GIVEN ENTRIES:

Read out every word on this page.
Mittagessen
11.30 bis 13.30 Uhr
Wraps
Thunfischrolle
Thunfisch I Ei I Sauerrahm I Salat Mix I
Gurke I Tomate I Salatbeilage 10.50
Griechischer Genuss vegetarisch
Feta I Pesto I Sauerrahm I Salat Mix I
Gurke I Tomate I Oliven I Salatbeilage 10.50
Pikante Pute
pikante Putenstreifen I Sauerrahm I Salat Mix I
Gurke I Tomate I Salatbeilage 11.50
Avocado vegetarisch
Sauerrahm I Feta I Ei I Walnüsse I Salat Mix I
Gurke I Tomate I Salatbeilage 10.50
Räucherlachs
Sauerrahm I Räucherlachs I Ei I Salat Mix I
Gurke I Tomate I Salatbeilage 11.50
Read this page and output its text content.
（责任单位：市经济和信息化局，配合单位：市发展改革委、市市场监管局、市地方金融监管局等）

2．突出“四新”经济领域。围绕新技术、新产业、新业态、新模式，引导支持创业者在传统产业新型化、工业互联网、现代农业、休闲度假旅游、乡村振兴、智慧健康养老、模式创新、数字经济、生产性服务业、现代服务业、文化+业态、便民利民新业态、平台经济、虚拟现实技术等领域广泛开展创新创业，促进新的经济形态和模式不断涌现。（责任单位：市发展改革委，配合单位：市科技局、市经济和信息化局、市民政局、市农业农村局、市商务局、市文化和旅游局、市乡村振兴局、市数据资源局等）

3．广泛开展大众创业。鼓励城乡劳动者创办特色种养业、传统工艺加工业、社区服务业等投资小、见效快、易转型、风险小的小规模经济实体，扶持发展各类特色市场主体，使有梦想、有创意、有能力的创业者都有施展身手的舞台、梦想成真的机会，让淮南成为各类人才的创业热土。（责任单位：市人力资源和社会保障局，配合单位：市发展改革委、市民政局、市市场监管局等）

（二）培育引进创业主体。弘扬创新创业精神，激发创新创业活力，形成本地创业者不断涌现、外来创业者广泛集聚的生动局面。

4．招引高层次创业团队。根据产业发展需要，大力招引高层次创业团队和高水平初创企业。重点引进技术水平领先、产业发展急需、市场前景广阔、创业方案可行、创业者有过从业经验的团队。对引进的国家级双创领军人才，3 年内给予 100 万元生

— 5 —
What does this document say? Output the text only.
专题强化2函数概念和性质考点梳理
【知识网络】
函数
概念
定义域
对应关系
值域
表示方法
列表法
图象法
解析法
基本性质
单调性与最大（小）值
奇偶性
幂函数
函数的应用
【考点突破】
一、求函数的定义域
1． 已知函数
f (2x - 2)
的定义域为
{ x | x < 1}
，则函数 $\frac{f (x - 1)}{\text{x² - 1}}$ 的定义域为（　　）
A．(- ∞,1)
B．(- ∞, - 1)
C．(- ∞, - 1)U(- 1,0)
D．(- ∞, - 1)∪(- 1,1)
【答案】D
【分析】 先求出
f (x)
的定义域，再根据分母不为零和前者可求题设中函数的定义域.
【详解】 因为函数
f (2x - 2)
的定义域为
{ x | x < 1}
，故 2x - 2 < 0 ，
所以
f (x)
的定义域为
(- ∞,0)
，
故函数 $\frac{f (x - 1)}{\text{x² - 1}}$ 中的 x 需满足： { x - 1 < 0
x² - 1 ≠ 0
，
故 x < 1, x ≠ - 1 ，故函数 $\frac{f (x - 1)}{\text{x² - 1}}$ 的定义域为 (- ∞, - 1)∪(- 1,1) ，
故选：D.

PROBLEM DESCRIPTION: Please reproduce each line exactly as written.

RESULT:
Read out every word on this page.
Mittagessen
11.30 bis 13.30 Uhr
Wraps
Thunfischrolle
Thunfisch I Ei I Sauerrahm I Salat Mix I
Gurke I Tomate I Salatbeilage 10.50
Griechischer Genuss vegetarisch
Feta I Pesto I Sauerrahm I Salat Mix I
Gurke I Tomate I Oliven I Salatbeilage 10.50
Pikante Pute
pikante Putenstreifen I Sauerrahm I Salat Mix I
Gurke I Tomate I Salatbeilage 11.50
Avocado vegetarisch
Sauerrahm I Feta I Ei I Walnüsse I Salat Mix I
Gurke I Tomate I Salatbeilage 10.50
Räucherlachs
Sauerrahm I Räucherlachs I Ei I Salat Mix I
Gurke I Tomate I Salatbeilage 11.50
Read this page and output its text content.
（责任单位：市经济和信息化局，配合单位：市发展改革委、市市场监管局、市地方金融监管局等）

2．突出“四新”经济领域。围绕新技术、新产业、新业态、新模式，引导支持创业者在传统产业新型化、工业互联网、现代农业、休闲度假旅游、乡村振兴、智慧健康养老、模式创新、数字经济、生产性服务业、现代服务业、文化+业态、便民利民新业态、平台经济、虚拟现实技术等领域广泛开展创新创业，促进新的经济形态和模式不断涌现。（责任单位：市发展改革委，配合单位：市科技局、市经济和信息化局、市民政局、市农业农村局、市商务局、市文化和旅游局、市乡村振兴局、市数据资源局等）

3．广泛开展大众创业。鼓励城乡劳动者创办特色种养业、传统工艺加工业、社区服务业等投资小、见效快、易转型、风险小的小规模经济实体，扶持发展各类特色市场主体，使有梦想、有创意、有能力的创业者都有施展身手的舞台、梦想成真的机会，让淮南成为各类人才的创业热土。（责任单位：市人力资源和社会保障局，配合单位：市发展改革委、市民政局、市市场监管局等）

（二）培育引进创业主体。弘扬创新创业精神，激发创新创业活力，形成本地创业者不断涌现、外来创业者广泛集聚的生动局面。

4．招引高层次创业团队。根据产业发展需要，大力招引高层次创业团队和高水平初创企业。重点引进技术水平领先、产业发展急需、市场前景广阔、创业方案可行、创业者有过从业经验的团队。对引进的国家级双创领军人才，3 年内给予 100 万元生

— 5 —
What does this document say? Output the text only.
专题强化2函数概念和性质考点梳理
【知识网络】
函数
概念
定义域
对应关系
值域
表示方法
列表法
图象法
解析法
基本性质
单调性与最大（小）值
奇偶性
幂函数
函数的应用
【考点突破】
一、求函数的定义域
1． 已知函数
f (2x - 2)
的定义域为
{ x | x < 1}
，则函数 $\frac{f (x - 1)}{\text{x² - 1}}$ 的定义域为（　　）
A．(- ∞,1)
B．(- ∞, - 1)
C．(- ∞, - 1)U(- 1,0)
D．(- ∞, - 1)∪(- 1,1)
【答案】D
【分析】 先求出
f (x)
的定义域，再根据分母不为零和前者可求题设中函数的定义域.
【详解】 因为函数
f (2x - 2)
的定义域为
{ x | x < 1}
，故 2x - 2 < 0 ，
所以
f (x)
的定义域为
(- ∞,0)
，
故函数 $\frac{f (x - 1)}{\text{x² - 1}}$ 中的 x 需满足： { x - 1 < 0
x² - 1 ≠ 0
，
故 x < 1, x ≠ - 1 ，故函数 $\frac{f (x - 1)}{\text{x² - 1}}$ 的定义域为 (- ∞, - 1)∪(- 1,1) ，
故选：D.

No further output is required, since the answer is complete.